#### WHAT YOU NEED TO DO
Your task is to retype all of the records below with complete accuracy.

Items from a figure collection
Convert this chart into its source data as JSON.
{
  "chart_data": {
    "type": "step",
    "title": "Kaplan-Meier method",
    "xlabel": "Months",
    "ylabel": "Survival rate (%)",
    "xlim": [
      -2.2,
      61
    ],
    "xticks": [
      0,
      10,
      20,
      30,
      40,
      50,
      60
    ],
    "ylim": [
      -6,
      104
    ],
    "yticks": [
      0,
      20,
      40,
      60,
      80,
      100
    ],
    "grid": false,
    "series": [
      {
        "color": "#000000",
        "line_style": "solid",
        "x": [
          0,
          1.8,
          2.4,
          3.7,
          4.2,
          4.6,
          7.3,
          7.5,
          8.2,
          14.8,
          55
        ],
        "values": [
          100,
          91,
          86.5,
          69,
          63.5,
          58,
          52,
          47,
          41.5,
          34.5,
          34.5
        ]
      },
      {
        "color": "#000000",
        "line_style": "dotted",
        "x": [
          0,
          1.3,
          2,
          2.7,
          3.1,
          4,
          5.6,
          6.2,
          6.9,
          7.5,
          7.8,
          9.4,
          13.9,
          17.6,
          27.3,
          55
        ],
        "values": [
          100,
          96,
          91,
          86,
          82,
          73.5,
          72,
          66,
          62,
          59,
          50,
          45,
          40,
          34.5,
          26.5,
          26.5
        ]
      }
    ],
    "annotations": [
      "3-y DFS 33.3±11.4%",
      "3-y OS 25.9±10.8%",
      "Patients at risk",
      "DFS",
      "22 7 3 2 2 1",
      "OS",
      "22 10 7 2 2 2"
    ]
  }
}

#### THE COMPLETED TASK
Convert this chart into its source data as JSON.
{
  "chart_data": {
    "type": "step",
    "title": "Kaplan-Meier method",
    "xlabel": "Months",
    "ylabel": "Survival rate (%)",
    "xlim": [
      -2.2,
      61
    ],
    "xticks": [
      0,
      10,
      20,
      30,
      40,
      50,
      60
    ],
    "ylim": [
      -6,
      104
    ],
    "yticks": [
      0,
      20,
      40,
      60,
      80,
      100
    ],
    "grid": false,
    "series": [
      {
        "color": "#000000",
        "line_style": "solid",
        "x": [
          0,
          1.8,
          2.4,
          3.7,
          4.2,
          4.6,
          7.3,
          7.5,
          8.2,
          14.8,
          55
        ],
        "values": [
          100,
          91,
          86.5,
          69,
          63.5,
          58,
          52,
          47,
          41.5,
          34.5,
          34.5
        ]
      },
      {
        "color": "#000000",
        "line_style": "dotted",
        "x": [
          0,
          1.3,
          2,
          2.7,
          3.1,
          4,
          5.6,
          6.2,
          6.9,
          7.5,
          7.8,
          9.4,
          13.9,
          17.6,
          27.3,
          55
        ],
        "values": [
          100,
          96,
          91,
          86,
          82,
          73.5,
          72,
          66,
          62,
          59,
          50,
          45,
          40,
          34.5,
          26.5,
          26.5
        ]
      }
    ],
    "annotations": [
      "3-y DFS 33.3±11.4%",
      "3-y OS 25.9±10.8%",
      "Patients at risk",
      "DFS",
      "22 7 3 2 2 1",
      "OS",
      "22 10 7 2 2 2"
    ]
  }
}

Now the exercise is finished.